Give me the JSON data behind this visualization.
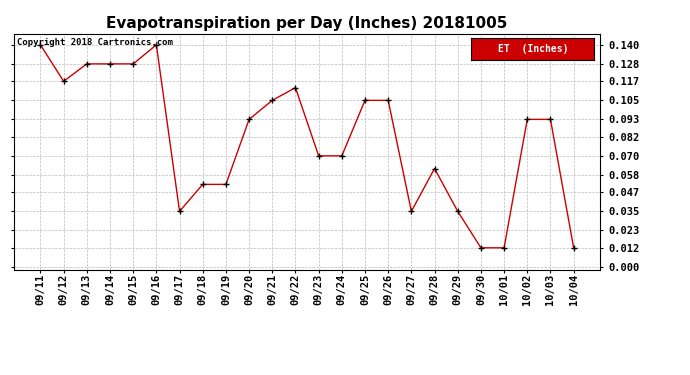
{
  "title": "Evapotranspiration per Day (Inches) 20181005",
  "copyright_text": "Copyright 2018 Cartronics.com",
  "legend_label": "ET  (Inches)",
  "x_labels": [
    "09/11",
    "09/12",
    "09/13",
    "09/14",
    "09/15",
    "09/16",
    "09/17",
    "09/18",
    "09/19",
    "09/20",
    "09/21",
    "09/22",
    "09/23",
    "09/24",
    "09/25",
    "09/26",
    "09/27",
    "09/28",
    "09/29",
    "09/30",
    "10/01",
    "10/02",
    "10/03",
    "10/04"
  ],
  "y_values": [
    0.14,
    0.117,
    0.128,
    0.128,
    0.128,
    0.14,
    0.035,
    0.052,
    0.052,
    0.093,
    0.105,
    0.113,
    0.07,
    0.07,
    0.105,
    0.105,
    0.035,
    0.062,
    0.035,
    0.012,
    0.012,
    0.093,
    0.093,
    0.012
  ],
  "ylim_min": -0.002,
  "ylim_max": 0.147,
  "yticks": [
    0.0,
    0.012,
    0.023,
    0.035,
    0.047,
    0.058,
    0.07,
    0.082,
    0.093,
    0.105,
    0.117,
    0.128,
    0.14
  ],
  "line_color": "#cc0000",
  "marker_color": "#000000",
  "legend_bg": "#cc0000",
  "legend_text_color": "#ffffff",
  "title_fontsize": 11,
  "copyright_fontsize": 6.5,
  "tick_fontsize": 7.5,
  "legend_fontsize": 7,
  "grid_color": "#bbbbbb",
  "bg_color": "#ffffff"
}
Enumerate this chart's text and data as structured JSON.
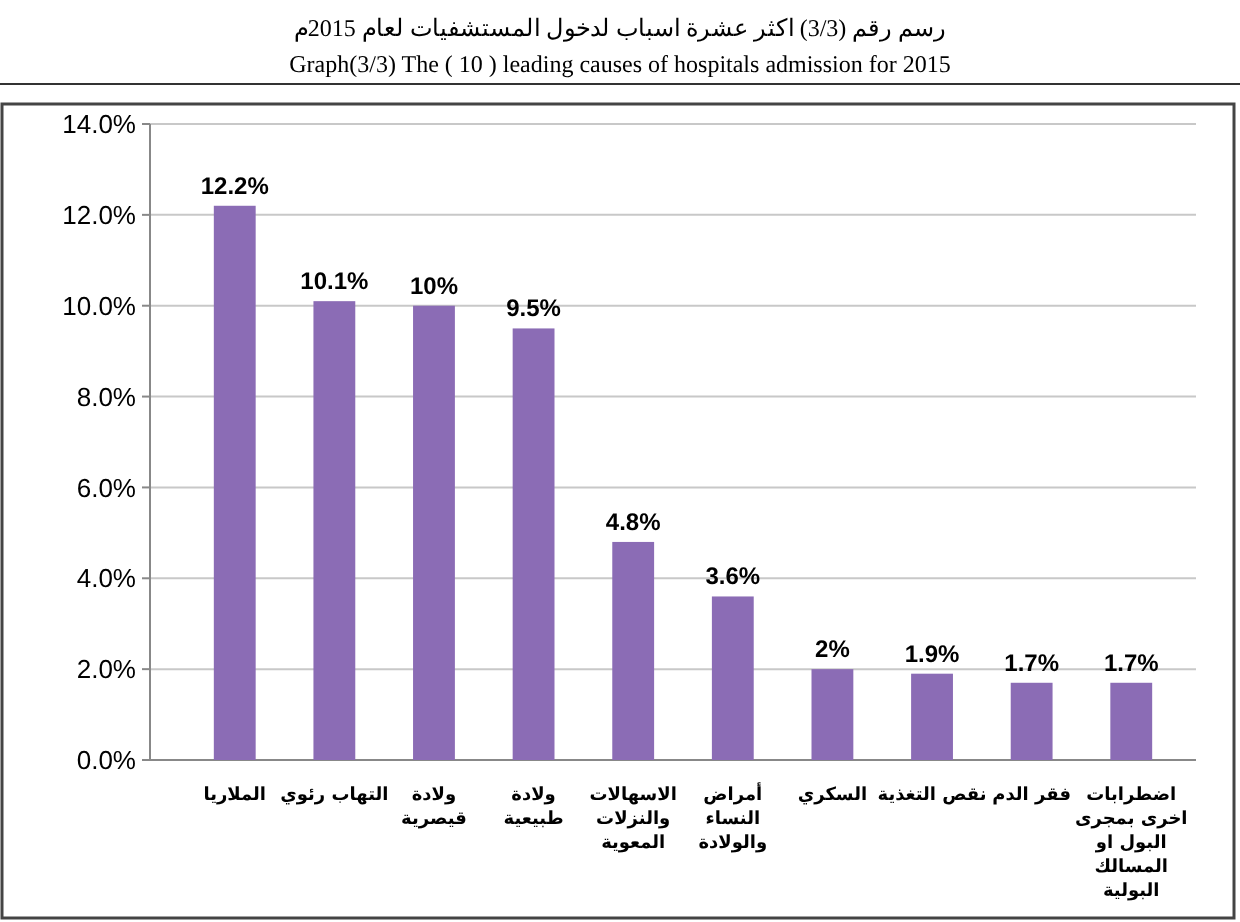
{
  "chart_data": {
    "type": "bar",
    "title": "رسم رقم (3/3) اكثر عشرة اسباب لدخول المستشفيات لعام 2015م",
    "subtitle": "Graph(3/3) The ( 10 ) leading causes of hospitals admission  for 2015",
    "categories": [
      "الملاريا",
      "التهاب رئوي",
      "ولادة قيصرية",
      "ولادة طبيعية",
      "الاسهالات والنزلات المعوية",
      "أمراض النساء والولادة",
      "السكري",
      "نقص التغذية",
      "فقر الدم",
      "اضطرابات اخرى بمجرى البول او المسالك البولية"
    ],
    "values": [
      12.2,
      10.1,
      10,
      9.5,
      4.8,
      3.6,
      2,
      1.9,
      1.7,
      1.7
    ],
    "value_labels": [
      "12.2%",
      "10.1%",
      "10%",
      "9.5%",
      "4.8%",
      "3.6%",
      "2%",
      "1.9%",
      "1.7%",
      "1.7%"
    ],
    "color": "#8b6cb5",
    "ylim": [
      0,
      14
    ],
    "yticks": [
      {
        "value": 0,
        "label": "0.0%"
      },
      {
        "value": 2,
        "label": "2.0%"
      },
      {
        "value": 4,
        "label": "4.0%"
      },
      {
        "value": 6,
        "label": "6.0%"
      },
      {
        "value": 8,
        "label": "8.0%"
      },
      {
        "value": 10,
        "label": "10.0%"
      },
      {
        "value": 12,
        "label": "12.0%"
      },
      {
        "value": 14,
        "label": "14.0%"
      }
    ],
    "grid": "y"
  }
}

What to do:
Copy every record above exactly, leaving out the pictures.

Reply:
Give me the JSON data behind this visualization.
{
  "title": "Evapotranspiration per Day (Inches) 20181005",
  "copyright_text": "Copyright 2018 Cartronics.com",
  "legend_label": "ET  (Inches)",
  "x_labels": [
    "09/11",
    "09/12",
    "09/13",
    "09/14",
    "09/15",
    "09/16",
    "09/17",
    "09/18",
    "09/19",
    "09/20",
    "09/21",
    "09/22",
    "09/23",
    "09/24",
    "09/25",
    "09/26",
    "09/27",
    "09/28",
    "09/29",
    "09/30",
    "10/01",
    "10/02",
    "10/03",
    "10/04"
  ],
  "y_values": [
    0.14,
    0.117,
    0.128,
    0.128,
    0.128,
    0.14,
    0.035,
    0.052,
    0.052,
    0.093,
    0.105,
    0.113,
    0.07,
    0.07,
    0.105,
    0.105,
    0.035,
    0.062,
    0.035,
    0.012,
    0.012,
    0.093,
    0.093,
    0.012
  ],
  "ylim_min": -0.002,
  "ylim_max": 0.147,
  "yticks": [
    0.0,
    0.012,
    0.023,
    0.035,
    0.047,
    0.058,
    0.07,
    0.082,
    0.093,
    0.105,
    0.117,
    0.128,
    0.14
  ],
  "line_color": "#cc0000",
  "marker_color": "#000000",
  "legend_bg": "#cc0000",
  "legend_text_color": "#ffffff",
  "title_fontsize": 11,
  "copyright_fontsize": 6.5,
  "tick_fontsize": 7.5,
  "legend_fontsize": 7,
  "grid_color": "#bbbbbb",
  "bg_color": "#ffffff"
}
Enumerate this chart's text and data as structured JSON.
{
  "chart_data": {
    "type": "bar",
    "title": "رسم رقم (3/3) اكثر عشرة اسباب لدخول المستشفيات لعام 2015م",
    "subtitle": "Graph(3/3) The ( 10 ) leading causes of hospitals admission  for 2015",
    "categories": [
      "الملاريا",
      "التهاب رئوي",
      "ولادة قيصرية",
      "ولادة طبيعية",
      "الاسهالات والنزلات المعوية",
      "أمراض النساء والولادة",
      "السكري",
      "نقص التغذية",
      "فقر الدم",
      "اضطرابات اخرى بمجرى البول او المسالك البولية"
    ],
    "values": [
      12.2,
      10.1,
      10,
      9.5,
      4.8,
      3.6,
      2,
      1.9,
      1.7,
      1.7
    ],
    "value_labels": [
      "12.2%",
      "10.1%",
      "10%",
      "9.5%",
      "4.8%",
      "3.6%",
      "2%",
      "1.9%",
      "1.7%",
      "1.7%"
    ],
    "color": "#8b6cb5",
    "ylim": [
      0,
      14
    ],
    "yticks": [
      {
        "value": 0,
        "label": "0.0%"
      },
      {
        "value": 2,
        "label": "2.0%"
      },
      {
        "value": 4,
        "label": "4.0%"
      },
      {
        "value": 6,
        "label": "6.0%"
      },
      {
        "value": 8,
        "label": "8.0%"
      },
      {
        "value": 10,
        "label": "10.0%"
      },
      {
        "value": 12,
        "label": "12.0%"
      },
      {
        "value": 14,
        "label": "14.0%"
      }
    ],
    "grid": "y"
  }
}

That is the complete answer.